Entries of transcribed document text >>

^^^^^^^^^^^^^^^^

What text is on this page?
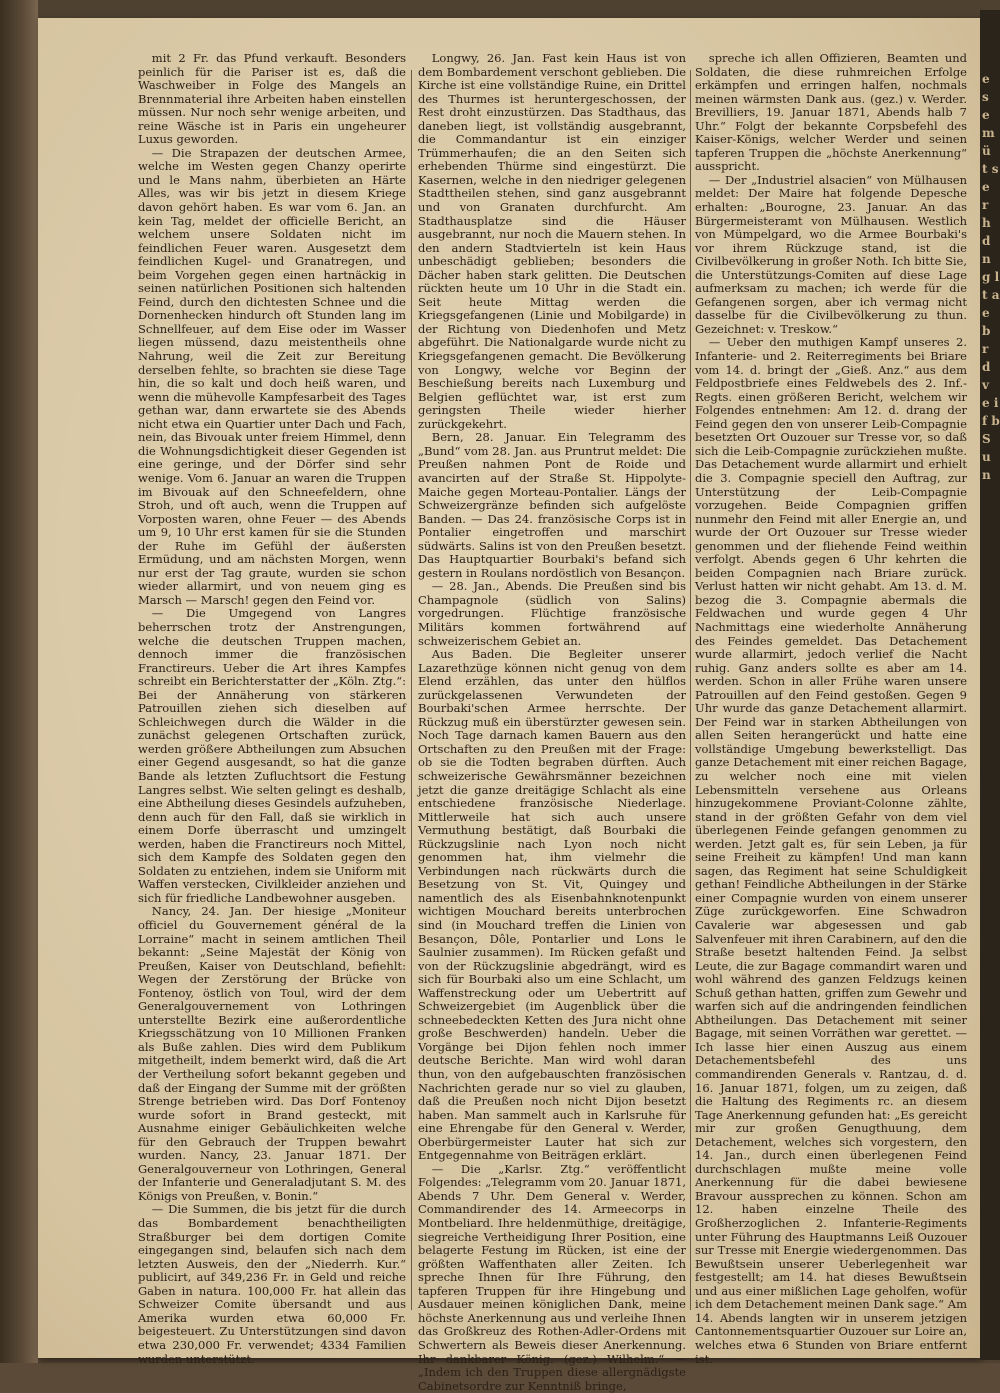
e s e m ü t s e r h d n g l t a e b r d v e i f b S u n

mit 2 Fr. das Pfund verkauft. Besonders peinlich für die Pariser ist es, daß die Waschweiber in Folge des Mangels an Brennmaterial ihre Arbeiten haben einstellen müssen. Nur noch sehr wenige arbeiten, und reine Wäsche ist in Paris ein ungeheurer Luxus geworden.

— Die Strapazen der deutschen Armee, welche im Westen gegen Chanzy operirte und le Mans nahm, überbieten an Härte Alles, was wir bis jetzt in diesem Kriege davon gehört haben. Es war vom 6. Jan. an kein Tag, meldet der officielle Bericht, an welchem unsere Soldaten nicht im feindlichen Feuer waren. Ausgesetzt dem feindlichen Kugel- und Granatregen, und beim Vorgehen gegen einen hartnäckig in seinen natürlichen Positionen sich haltenden Feind, durch den dichtesten Schnee und die Dornenhecken hindurch oft Stunden lang im Schnellfeuer, auf dem Eise oder im Wasser liegen müssend, dazu meistentheils ohne Nahrung, weil die Zeit zur Bereitung derselben fehlte, so brachten sie diese Tage hin, die so kalt und doch heiß waren, und wenn die mühevolle Kampfesarbeit des Tages gethan war, dann erwartete sie des Abends nicht etwa ein Quartier unter Dach und Fach, nein, das Bivouak unter freiem Himmel, denn die Wohnungsdichtigkeit dieser Gegenden ist eine geringe, und der Dörfer sind sehr wenige. Vom 6. Januar an waren die Truppen im Bivouak auf den Schneefeldern, ohne Stroh, und oft auch, wenn die Truppen auf Vorposten waren, ohne Feuer — des Abends um 9, 10 Uhr erst kamen für sie die Stunden der Ruhe im Gefühl der äußersten Ermüdung, und am nächsten Morgen, wenn nur erst der Tag graute, wurden sie schon wieder allarmirt, und von neuem ging es Marsch — Marsch! gegen den Feind vor.

— Die Umgegend von Langres beherrschen trotz der Anstrengungen, welche die deutschen Truppen machen, dennoch immer die französischen Franctireurs. Ueber die Art ihres Kampfes schreibt ein Berichterstatter der „Köln. Ztg.“: Bei der Annäherung von stärkeren Patrouillen ziehen sich dieselben auf Schleichwegen durch die Wälder in die zunächst gelegenen Ortschaften zurück, werden größere Abtheilungen zum Absuchen einer Gegend ausgesandt, so hat die ganze Bande als letzten Zufluchtsort die Festung Langres selbst. Wie selten gelingt es deshalb, eine Abtheilung dieses Gesindels aufzuheben, denn auch für den Fall, daß sie wirklich in einem Dorfe überrascht und umzingelt werden, haben die Franctireurs noch Mittel, sich dem Kampfe des Soldaten gegen den Soldaten zu entziehen, indem sie Uniform mit Waffen verstecken, Civilkleider anziehen und sich für friedliche Landbewohner ausgeben.

Nancy, 24. Jan. Der hiesige „Moniteur officiel du Gouvernement général de la Lorraine“ macht in seinem amtlichen Theil bekannt: „Seine Majestät der König von Preußen, Kaiser von Deutschland, befiehlt: Wegen der Zerstörung der Brücke von Fontenoy, östlich von Toul, wird der dem Generalgouvernement von Lothringen unterstellte Bezirk eine außerordentliche Kriegsschätzung von 10 Millionen Franken als Buße zahlen. Dies wird dem Publikum mitgetheilt, indem bemerkt wird, daß die Art der Vertheilung sofort bekannt gegeben und daß der Eingang der Summe mit der größten Strenge betrieben wird. Das Dorf Fontenoy wurde sofort in Brand gesteckt, mit Ausnahme einiger Gebäulichkeiten welche für den Gebrauch der Truppen bewahrt wurden. Nancy, 23. Januar 1871. Der Generalgouverneur von Lothringen, General der Infanterie und Generaladjutant S. M. des Königs von Preußen, v. Bonin.“

— Die Summen, die bis jetzt für die durch das Bombardement benachtheiligten Straßburger bei dem dortigen Comite eingegangen sind, belaufen sich nach dem letzten Ausweis, den der „Niederrh. Kur.“ publicirt, auf 349,236 Fr. in Geld und reiche Gaben in natura. 100,000 Fr. hat allein das Schweizer Comite übersandt und aus Amerika wurden etwa 60,000 Fr. beigesteuert. Zu Unterstützungen sind davon etwa 230,000 Fr. verwendet; 4334 Familien wurden unterstützt.

Longwy, 26. Jan. Fast kein Haus ist von dem Bombardement verschont geblieben. Die Kirche ist eine vollständige Ruine, ein Drittel des Thurmes ist heruntergeschossen, der Rest droht einzustürzen. Das Stadthaus, das daneben liegt, ist vollständig ausgebrannt, die Commandantur ist ein einziger Trümmerhaufen; die an den Seiten sich erhebenden Thürme sind eingestürzt. Die Kasernen, welche in den niedriger gelegenen Stadttheilen stehen, sind ganz ausgebrannt und von Granaten durchfurcht. Am Stadthausplatze sind die Häuser ausgebrannt, nur noch die Mauern stehen. In den andern Stadtvierteln ist kein Haus unbeschädigt geblieben; besonders die Dächer haben stark gelitten. Die Deutschen rückten heute um 10 Uhr in die Stadt ein. Seit heute Mittag werden die Kriegsgefangenen (Linie und Mobilgarde) in der Richtung von Diedenhofen und Metz abgeführt. Die Nationalgarde wurde nicht zu Kriegsgefangenen gemacht. Die Bevölkerung von Longwy, welche vor Beginn der Beschießung bereits nach Luxemburg und Belgien geflüchtet war, ist erst zum geringsten Theile wieder hierher zurückgekehrt.

Bern, 28. Januar. Ein Telegramm des „Bund“ vom 28. Jan. aus Pruntrut meldet: Die Preußen nahmen Pont de Roide und avancirten auf der Straße St. Hippolyte-Maiche gegen Morteau-Pontalier. Längs der Schweizergränze befinden sich aufgelöste Banden. — Das 24. französische Corps ist in Pontalier eingetroffen und marschirt südwärts. Salins ist von den Preußen besetzt. Das Hauptquartier Bourbaki's befand sich gestern in Roulans nordöstlich von Besançon.

— 28. Jan., Abends. Die Preußen sind bis Champagnole (südlich von Salins) vorgedrungen. Flüchtige französische Militärs kommen fortwährend auf schweizerischem Gebiet an.

Aus Baden. Die Begleiter unserer Lazarethzüge können nicht genug von dem Elend erzählen, das unter den hülflos zurückgelassenen Verwundeten der Bourbaki'schen Armee herrschte. Der Rückzug muß ein überstürzter gewesen sein. Noch Tage darnach kamen Bauern aus den Ortschaften zu den Preußen mit der Frage: ob sie die Todten begraben dürften. Auch schweizerische Gewährsmänner bezeichnen jetzt die ganze dreitägige Schlacht als eine entschiedene französische Niederlage. Mittlerweile hat sich auch unsere Vermuthung bestätigt, daß Bourbaki die Rückzugslinie nach Lyon noch nicht genommen hat, ihm vielmehr die Verbindungen nach rückwärts durch die Besetzung von St. Vit, Quingey und namentlich des als Eisenbahnknotenpunkt wichtigen Mouchard bereits unterbrochen sind (in Mouchard treffen die Linien von Besançon, Dôle, Pontarlier und Lons le Saulnier zusammen). Im Rücken gefaßt und von der Rückzugslinie abgedrängt, wird es sich für Bourbaki also um eine Schlacht, um Waffenstreckung oder um Uebertritt auf Schweizergebiet (im Augenblick über die schneebedeckten Ketten des Jura nicht ohne große Beschwerden) handeln. Ueber die Vorgänge bei Dijon fehlen noch immer deutsche Berichte. Man wird wohl daran thun, von den aufgebauschten französischen Nachrichten gerade nur so viel zu glauben, daß die Preußen noch nicht Dijon besetzt haben. Man sammelt auch in Karlsruhe für eine Ehrengabe für den General v. Werder, Oberbürgermeister Lauter hat sich zur Entgegennahme von Beiträgen erklärt.

— Die „Karlsr. Ztg.“ veröffentlicht Folgendes: „Telegramm vom 20. Januar 1871, Abends 7 Uhr. Dem General v. Werder, Commandirender des 14. Armeecorps in Montbeliard. Ihre heldenmüthige, dreitägige, siegreiche Vertheidigung Ihrer Position, eine belagerte Festung im Rücken, ist eine der größten Waffenthaten aller Zeiten. Ich spreche Ihnen für Ihre Führung, den tapferen Truppen für ihre Hingebung und Ausdauer meinen königlichen Dank, meine höchste Anerkennung aus und verleihe Ihnen das Großkreuz des Rothen-Adler-Ordens mit Schwertern als Beweis dieser Anerkennung. Ihr dankbarer König. (gez.) Wilhelm.“ — „Indem ich den Truppen diese allergnädigste Cabinetsordre zur Kenntniß bringe,

spreche ich allen Offizieren, Beamten und Soldaten, die diese ruhmreichen Erfolge erkämpfen und erringen halfen, nochmals meinen wärmsten Dank aus. (gez.) v. Werder. Brevilliers, 19. Januar 1871, Abends halb 7 Uhr.“ Folgt der bekannte Corpsbefehl des Kaiser-Königs, welcher Werder und seinen tapferen Truppen die „höchste Anerkennung“ ausspricht.

— Der „Industriel alsacien“ von Mülhausen meldet: Der Maire hat folgende Depesche erhalten: „Bourogne, 23. Januar. An das Bürgermeisteramt von Mülhausen. Westlich von Mümpelgard, wo die Armee Bourbaki's vor ihrem Rückzuge stand, ist die Civilbevölkerung in großer Noth. Ich bitte Sie, die Unterstützungs-Comiten auf diese Lage aufmerksam zu machen; ich werde für die Gefangenen sorgen, aber ich vermag nicht dasselbe für die Civilbevölkerung zu thun. Gezeichnet: v. Treskow.“

— Ueber den muthigen Kampf unseres 2. Infanterie- und 2. Reiterregiments bei Briare vom 14. d. bringt der „Gieß. Anz.“ aus dem Feldpostbriefe eines Feldwebels des 2. Inf.-Regts. einen größeren Bericht, welchem wir Folgendes entnehmen: Am 12. d. drang der Feind gegen den von unserer Leib-Compagnie besetzten Ort Ouzouer sur Tresse vor, so daß sich die Leib-Compagnie zurückziehen mußte. Das Detachement wurde allarmirt und erhielt die 3. Compagnie speciell den Auftrag, zur Unterstützung der Leib-Compagnie vorzugehen. Beide Compagnien griffen nunmehr den Feind mit aller Energie an, und wurde der Ort Ouzouer sur Tresse wieder genommen und der fliehende Feind weithin verfolgt. Abends gegen 6 Uhr kehrten die beiden Compagnien nach Briare zurück. Verlust hatten wir nicht gehabt. Am 13. d. M. bezog die 3. Compagnie abermals die Feldwachen und wurde gegen 4 Uhr Nachmittags eine wiederholte Annäherung des Feindes gemeldet. Das Detachement wurde allarmirt, jedoch verlief die Nacht ruhig. Ganz anders sollte es aber am 14. werden. Schon in aller Frühe waren unsere Patrouillen auf den Feind gestoßen. Gegen 9 Uhr wurde das ganze Detachement allarmirt. Der Feind war in starken Abtheilungen von allen Seiten herangerückt und hatte eine vollständige Umgebung bewerkstelligt. Das ganze Detachement mit einer reichen Bagage, zu welcher noch eine mit vielen Lebensmitteln versehene aus Orleans hinzugekommene Proviant-Colonne zählte, stand in der größten Gefahr von dem viel überlegenen Feinde gefangen genommen zu werden. Jetzt galt es, für sein Leben, ja für seine Freiheit zu kämpfen! Und man kann sagen, das Regiment hat seine Schuldigkeit gethan! Feindliche Abtheilungen in der Stärke einer Compagnie wurden von einem unserer Züge zurückgeworfen. Eine Schwadron Cavalerie war abgesessen und gab Salvenfeuer mit ihren Carabinern, auf den die Straße besetzt haltenden Feind. Ja selbst Leute, die zur Bagage commandirt waren und wohl während des ganzen Feldzugs keinen Schuß gethan hatten, griffen zum Gewehr und warfen sich auf die andringenden feindlichen Abtheilungen. Das Detachement mit seiner Bagage, mit seinen Vorräthen war gerettet. — Ich lasse hier einen Auszug aus einem Detachementsbefehl des uns commandirenden Generals v. Rantzau, d. d. 16. Januar 1871, folgen, um zu zeigen, daß die Haltung des Regiments rc. an diesem Tage Anerkennung gefunden hat: „Es gereicht mir zur großen Genugthuung, dem Detachement, welches sich vorgestern, den 14. Jan., durch einen überlegenen Feind durchschlagen mußte meine volle Anerkennung für die dabei bewiesene Bravour aussprechen zu können. Schon am 12. haben einzelne Theile des Großherzoglichen 2. Infanterie-Regiments unter Führung des Hauptmanns Leiß Ouzouer sur Tresse mit Energie wiedergenommen. Das Bewußtsein unserer Ueberlegenheit war festgestellt; am 14. hat dieses Bewußtsein und aus einer mißlichen Lage geholfen, wofür ich dem Detachement meinen Dank sage.“ Am 14. Abends langten wir in unserem jetzigen Cantonnementsquartier Ouzouer sur Loire an, welches etwa 6 Stunden von Briare entfernt ist.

^^^^^^^^^^^^^^^^

Your assignment >>
Each line holding "gelegenen" in the records should be copied out.

Task solution >>
— Die Umgegend von Langres beherrschen trotz der Anstrengungen, welche die deutschen Truppen machen, dennoch immer die französischen Franctireurs. Ueber die Art ihres Kampfes schreibt ein Berichterstatter der „Köln. Ztg.“: Bei der Annäherung von stärkeren Patrouillen ziehen sich dieselben auf Schleichwegen durch die Wälder in die zunächst gelegenen Ortschaften zurück, werden größere Abtheilungen zum Absuchen einer Gegend ausgesandt, so hat die ganze Bande als letzten Zufluchtsort die Festung Langres selbst. Wie selten gelingt es deshalb, eine Abtheilung dieses Gesindels aufzuheben, denn auch für den Fall, daß sie wirklich in einem Dorfe überrascht und umzingelt werden, haben die Franctireurs noch Mittel, sich dem Kampfe des Soldaten gegen den Soldaten zu entziehen, indem sie Uniform mit Waffen verstecken, Civilkleider anziehen und sich für friedliche Landbewohner ausgeben.
Longwy, 26. Jan. Fast kein Haus ist von dem Bombardement verschont geblieben. Die Kirche ist eine vollständige Ruine, ein Drittel des Thurmes ist heruntergeschossen, der Rest droht einzustürzen. Das Stadthaus, das daneben liegt, ist vollständig ausgebrannt, die Commandantur ist ein einziger Trümmerhaufen; die an den Seiten sich erhebenden Thürme sind eingestürzt. Die Kasernen, welche in den niedriger gelegenen Stadttheilen stehen, sind ganz ausgebrannt und von Granaten durchfurcht. Am Stadthausplatze sind die Häuser ausgebrannt, nur noch die Mauern stehen. In den andern Stadtvierteln ist kein Haus unbeschädigt geblieben; besonders die Dächer haben stark gelitten. Die Deutschen rückten heute um 10 Uhr in die Stadt ein. Seit heute Mittag werden die Kriegsgefangenen (Linie und Mobilgarde) in der Richtung von Diedenhofen und Metz abgeführt. Die Nationalgarde wurde nicht zu Kriegsgefangenen gemacht. Die Bevölkerung von Longwy, welche vor Beginn der Beschießung bereits nach Luxemburg und Belgien geflüchtet war, ist erst zum geringsten Theile wieder hierher zurückgekehrt.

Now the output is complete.